[Some records]

==================================================

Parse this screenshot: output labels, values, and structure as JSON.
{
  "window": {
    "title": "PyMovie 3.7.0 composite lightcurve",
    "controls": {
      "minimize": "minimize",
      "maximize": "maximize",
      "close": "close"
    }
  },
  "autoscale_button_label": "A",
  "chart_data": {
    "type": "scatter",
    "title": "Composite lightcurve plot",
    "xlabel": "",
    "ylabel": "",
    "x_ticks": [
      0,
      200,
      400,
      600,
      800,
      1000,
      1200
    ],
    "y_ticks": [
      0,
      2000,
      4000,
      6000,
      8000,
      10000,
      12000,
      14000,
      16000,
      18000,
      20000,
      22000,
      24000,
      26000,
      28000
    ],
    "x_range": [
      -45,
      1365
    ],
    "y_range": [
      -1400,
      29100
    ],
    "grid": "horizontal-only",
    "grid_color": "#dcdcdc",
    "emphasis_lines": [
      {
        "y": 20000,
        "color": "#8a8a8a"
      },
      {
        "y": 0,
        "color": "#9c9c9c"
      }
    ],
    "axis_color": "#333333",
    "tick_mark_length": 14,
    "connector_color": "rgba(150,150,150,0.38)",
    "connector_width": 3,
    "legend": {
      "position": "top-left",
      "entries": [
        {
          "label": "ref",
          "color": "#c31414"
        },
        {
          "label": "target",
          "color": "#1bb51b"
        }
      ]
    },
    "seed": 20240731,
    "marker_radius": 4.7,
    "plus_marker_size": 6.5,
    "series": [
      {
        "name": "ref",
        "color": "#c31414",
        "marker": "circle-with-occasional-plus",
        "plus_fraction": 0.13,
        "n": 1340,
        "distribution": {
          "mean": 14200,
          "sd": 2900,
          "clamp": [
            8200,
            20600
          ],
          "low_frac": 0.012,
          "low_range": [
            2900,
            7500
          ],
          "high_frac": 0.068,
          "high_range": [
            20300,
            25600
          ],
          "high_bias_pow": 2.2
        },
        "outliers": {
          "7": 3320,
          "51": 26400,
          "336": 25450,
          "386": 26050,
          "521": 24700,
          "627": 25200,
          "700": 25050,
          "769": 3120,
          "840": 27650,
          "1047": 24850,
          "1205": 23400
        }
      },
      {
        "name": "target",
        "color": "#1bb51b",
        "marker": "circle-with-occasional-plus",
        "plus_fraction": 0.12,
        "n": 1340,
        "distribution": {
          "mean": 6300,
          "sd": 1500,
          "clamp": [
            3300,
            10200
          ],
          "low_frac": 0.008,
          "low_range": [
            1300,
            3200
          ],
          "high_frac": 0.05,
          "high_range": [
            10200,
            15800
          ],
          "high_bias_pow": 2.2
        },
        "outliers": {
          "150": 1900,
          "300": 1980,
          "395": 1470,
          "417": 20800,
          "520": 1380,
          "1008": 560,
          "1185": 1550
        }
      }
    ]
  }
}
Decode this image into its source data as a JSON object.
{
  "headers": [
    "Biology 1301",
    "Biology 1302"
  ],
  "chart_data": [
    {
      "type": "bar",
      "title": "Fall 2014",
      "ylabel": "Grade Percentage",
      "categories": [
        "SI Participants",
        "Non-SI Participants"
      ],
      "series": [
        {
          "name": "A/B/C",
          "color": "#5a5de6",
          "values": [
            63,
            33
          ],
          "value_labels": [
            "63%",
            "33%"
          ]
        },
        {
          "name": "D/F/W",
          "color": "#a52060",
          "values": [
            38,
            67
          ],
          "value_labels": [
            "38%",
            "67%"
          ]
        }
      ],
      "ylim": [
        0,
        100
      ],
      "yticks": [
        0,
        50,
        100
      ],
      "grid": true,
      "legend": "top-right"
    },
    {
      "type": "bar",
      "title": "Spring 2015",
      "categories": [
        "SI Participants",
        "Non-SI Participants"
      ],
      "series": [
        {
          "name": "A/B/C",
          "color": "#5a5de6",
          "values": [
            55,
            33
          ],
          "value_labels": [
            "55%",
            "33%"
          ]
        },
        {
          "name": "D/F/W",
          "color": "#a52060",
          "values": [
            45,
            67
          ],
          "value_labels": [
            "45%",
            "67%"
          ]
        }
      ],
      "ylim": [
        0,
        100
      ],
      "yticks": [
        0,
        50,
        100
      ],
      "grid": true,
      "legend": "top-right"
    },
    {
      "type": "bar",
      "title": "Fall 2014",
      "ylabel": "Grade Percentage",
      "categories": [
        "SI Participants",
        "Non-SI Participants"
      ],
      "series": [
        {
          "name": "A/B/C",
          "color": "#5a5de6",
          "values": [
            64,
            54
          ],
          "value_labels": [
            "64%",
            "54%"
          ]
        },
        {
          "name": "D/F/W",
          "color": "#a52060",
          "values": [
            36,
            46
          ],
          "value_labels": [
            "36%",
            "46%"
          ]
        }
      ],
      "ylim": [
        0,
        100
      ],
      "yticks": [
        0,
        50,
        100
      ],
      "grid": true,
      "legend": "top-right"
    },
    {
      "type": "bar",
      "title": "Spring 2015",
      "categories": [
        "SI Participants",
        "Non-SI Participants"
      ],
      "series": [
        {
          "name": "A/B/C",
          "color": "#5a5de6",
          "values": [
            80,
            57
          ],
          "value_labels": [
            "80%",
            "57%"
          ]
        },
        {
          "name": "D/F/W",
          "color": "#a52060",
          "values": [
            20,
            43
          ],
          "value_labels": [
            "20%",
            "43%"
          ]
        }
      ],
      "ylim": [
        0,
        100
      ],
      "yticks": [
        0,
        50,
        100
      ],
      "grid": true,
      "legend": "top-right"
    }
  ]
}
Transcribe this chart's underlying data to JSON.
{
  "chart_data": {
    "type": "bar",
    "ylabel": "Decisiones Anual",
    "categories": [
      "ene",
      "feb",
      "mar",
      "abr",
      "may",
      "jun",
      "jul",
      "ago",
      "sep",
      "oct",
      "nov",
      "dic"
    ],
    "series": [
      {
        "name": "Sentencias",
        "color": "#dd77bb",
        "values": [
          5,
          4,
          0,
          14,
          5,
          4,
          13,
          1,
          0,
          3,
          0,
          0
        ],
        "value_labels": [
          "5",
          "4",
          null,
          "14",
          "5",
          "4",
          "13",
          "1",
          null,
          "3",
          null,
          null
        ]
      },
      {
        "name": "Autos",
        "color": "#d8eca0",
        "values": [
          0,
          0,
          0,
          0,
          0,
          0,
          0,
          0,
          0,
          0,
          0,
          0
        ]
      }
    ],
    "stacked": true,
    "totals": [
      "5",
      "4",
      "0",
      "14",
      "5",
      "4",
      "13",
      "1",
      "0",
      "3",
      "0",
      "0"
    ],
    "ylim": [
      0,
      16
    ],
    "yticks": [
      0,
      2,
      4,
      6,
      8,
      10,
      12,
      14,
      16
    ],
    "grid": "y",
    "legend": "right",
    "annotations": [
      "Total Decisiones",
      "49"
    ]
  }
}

==================================================

#### Your task:
Reproduce the listing above verbatim, from first line to last.

#### Output of the exercise:
Parse this screenshot: output labels, values, and structure as JSON.
{
  "window": {
    "title": "PyMovie 3.7.0 composite lightcurve",
    "controls": {
      "minimize": "minimize",
      "maximize": "maximize",
      "close": "close"
    }
  },
  "autoscale_button_label": "A",
  "chart_data": {
    "type": "scatter",
    "title": "Composite lightcurve plot",
    "xlabel": "",
    "ylabel": "",
    "x_ticks": [
      0,
      200,
      400,
      600,
      800,
      1000,
      1200
    ],
    "y_ticks": [
      0,
      2000,
      4000,
      6000,
      8000,
      10000,
      12000,
      14000,
      16000,
      18000,
      20000,
      22000,
      24000,
      26000,
      28000
    ],
    "x_range": [
      -45,
      1365
    ],
    "y_range": [
      -1400,
      29100
    ],
    "grid": "horizontal-only",
    "grid_color": "#dcdcdc",
    "emphasis_lines": [
      {
        "y": 20000,
        "color": "#8a8a8a"
      },
      {
        "y": 0,
        "color": "#9c9c9c"
      }
    ],
    "axis_color": "#333333",
    "tick_mark_length": 14,
    "connector_color": "rgba(150,150,150,0.38)",
    "connector_width": 3,
    "legend": {
      "position": "top-left",
      "entries": [
        {
          "label": "ref",
          "color": "#c31414"
        },
        {
          "label": "target",
          "color": "#1bb51b"
        }
      ]
    },
    "seed": 20240731,
    "marker_radius": 4.7,
    "plus_marker_size": 6.5,
    "series": [
      {
        "name": "ref",
        "color": "#c31414",
        "marker": "circle-with-occasional-plus",
        "plus_fraction": 0.13,
        "n": 1340,
        "distribution": {
          "mean": 14200,
          "sd": 2900,
          "clamp": [
            8200,
            20600
          ],
          "low_frac": 0.012,
          "low_range": [
            2900,
            7500
          ],
          "high_frac": 0.068,
          "high_range": [
            20300,
            25600
          ],
          "high_bias_pow": 2.2
        },
        "outliers": {
          "7": 3320,
          "51": 26400,
          "336": 25450,
          "386": 26050,
          "521": 24700,
          "627": 25200,
          "700": 25050,
          "769": 3120,
          "840": 27650,
          "1047": 24850,
          "1205": 23400
        }
      },
      {
        "name": "target",
        "color": "#1bb51b",
        "marker": "circle-with-occasional-plus",
        "plus_fraction": 0.12,
        "n": 1340,
        "distribution": {
          "mean": 6300,
          "sd": 1500,
          "clamp": [
            3300,
            10200
          ],
          "low_frac": 0.008,
          "low_range": [
            1300,
            3200
          ],
          "high_frac": 0.05,
          "high_range": [
            10200,
            15800
          ],
          "high_bias_pow": 2.2
        },
        "outliers": {
          "150": 1900,
          "300": 1980,
          "395": 1470,
          "417": 20800,
          "520": 1380,
          "1008": 560,
          "1185": 1550
        }
      }
    ]
  }
}
Decode this image into its source data as a JSON object.
{
  "headers": [
    "Biology 1301",
    "Biology 1302"
  ],
  "chart_data": [
    {
      "type": "bar",
      "title": "Fall 2014",
      "ylabel": "Grade Percentage",
      "categories": [
        "SI Participants",
        "Non-SI Participants"
      ],
      "series": [
        {
          "name": "A/B/C",
          "color": "#5a5de6",
          "values": [
            63,
            33
          ],
          "value_labels": [
            "63%",
            "33%"
          ]
        },
        {
          "name": "D/F/W",
          "color": "#a52060",
          "values": [
            38,
            67
          ],
          "value_labels": [
            "38%",
            "67%"
          ]
        }
      ],
      "ylim": [
        0,
        100
      ],
      "yticks": [
        0,
        50,
        100
      ],
      "grid": true,
      "legend": "top-right"
    },
    {
      "type": "bar",
      "title": "Spring 2015",
      "categories": [
        "SI Participants",
        "Non-SI Participants"
      ],
      "series": [
        {
          "name": "A/B/C",
          "color": "#5a5de6",
          "values": [
            55,
            33
          ],
          "value_labels": [
            "55%",
            "33%"
          ]
        },
        {
          "name": "D/F/W",
          "color": "#a52060",
          "values": [
            45,
            67
          ],
          "value_labels": [
            "45%",
            "67%"
          ]
        }
      ],
      "ylim": [
        0,
        100
      ],
      "yticks": [
        0,
        50,
        100
      ],
      "grid": true,
      "legend": "top-right"
    },
    {
      "type": "bar",
      "title": "Fall 2014",
      "ylabel": "Grade Percentage",
      "categories": [
        "SI Participants",
        "Non-SI Participants"
      ],
      "series": [
        {
          "name": "A/B/C",
          "color": "#5a5de6",
          "values": [
            64,
            54
          ],
          "value_labels": [
            "64%",
            "54%"
          ]
        },
        {
          "name": "D/F/W",
          "color": "#a52060",
          "values": [
            36,
            46
          ],
          "value_labels": [
            "36%",
            "46%"
          ]
        }
      ],
      "ylim": [
        0,
        100
      ],
      "yticks": [
        0,
        50,
        100
      ],
      "grid": true,
      "legend": "top-right"
    },
    {
      "type": "bar",
      "title": "Spring 2015",
      "categories": [
        "SI Participants",
        "Non-SI Participants"
      ],
      "series": [
        {
          "name": "A/B/C",
          "color": "#5a5de6",
          "values": [
            80,
            57
          ],
          "value_labels": [
            "80%",
            "57%"
          ]
        },
        {
          "name": "D/F/W",
          "color": "#a52060",
          "values": [
            20,
            43
          ],
          "value_labels": [
            "20%",
            "43%"
          ]
        }
      ],
      "ylim": [
        0,
        100
      ],
      "yticks": [
        0,
        50,
        100
      ],
      "grid": true,
      "legend": "top-right"
    }
  ]
}
Transcribe this chart's underlying data to JSON.
{
  "chart_data": {
    "type": "bar",
    "ylabel": "Decisiones Anual",
    "categories": [
      "ene",
      "feb",
      "mar",
      "abr",
      "may",
      "jun",
      "jul",
      "ago",
      "sep",
      "oct",
      "nov",
      "dic"
    ],
    "series": [
      {
        "name": "Sentencias",
        "color": "#dd77bb",
        "values": [
          5,
          4,
          0,
          14,
          5,
          4,
          13,
          1,
          0,
          3,
          0,
          0
        ],
        "value_labels": [
          "5",
          "4",
          null,
          "14",
          "5",
          "4",
          "13",
          "1",
          null,
          "3",
          null,
          null
        ]
      },
      {
        "name": "Autos",
        "color": "#d8eca0",
        "values": [
          0,
          0,
          0,
          0,
          0,
          0,
          0,
          0,
          0,
          0,
          0,
          0
        ]
      }
    ],
    "stacked": true,
    "totals": [
      "5",
      "4",
      "0",
      "14",
      "5",
      "4",
      "13",
      "1",
      "0",
      "3",
      "0",
      "0"
    ],
    "ylim": [
      0,
      16
    ],
    "yticks": [
      0,
      2,
      4,
      6,
      8,
      10,
      12,
      14,
      16
    ],
    "grid": "y",
    "legend": "right",
    "annotations": [
      "Total Decisiones",
      "49"
    ]
  }
}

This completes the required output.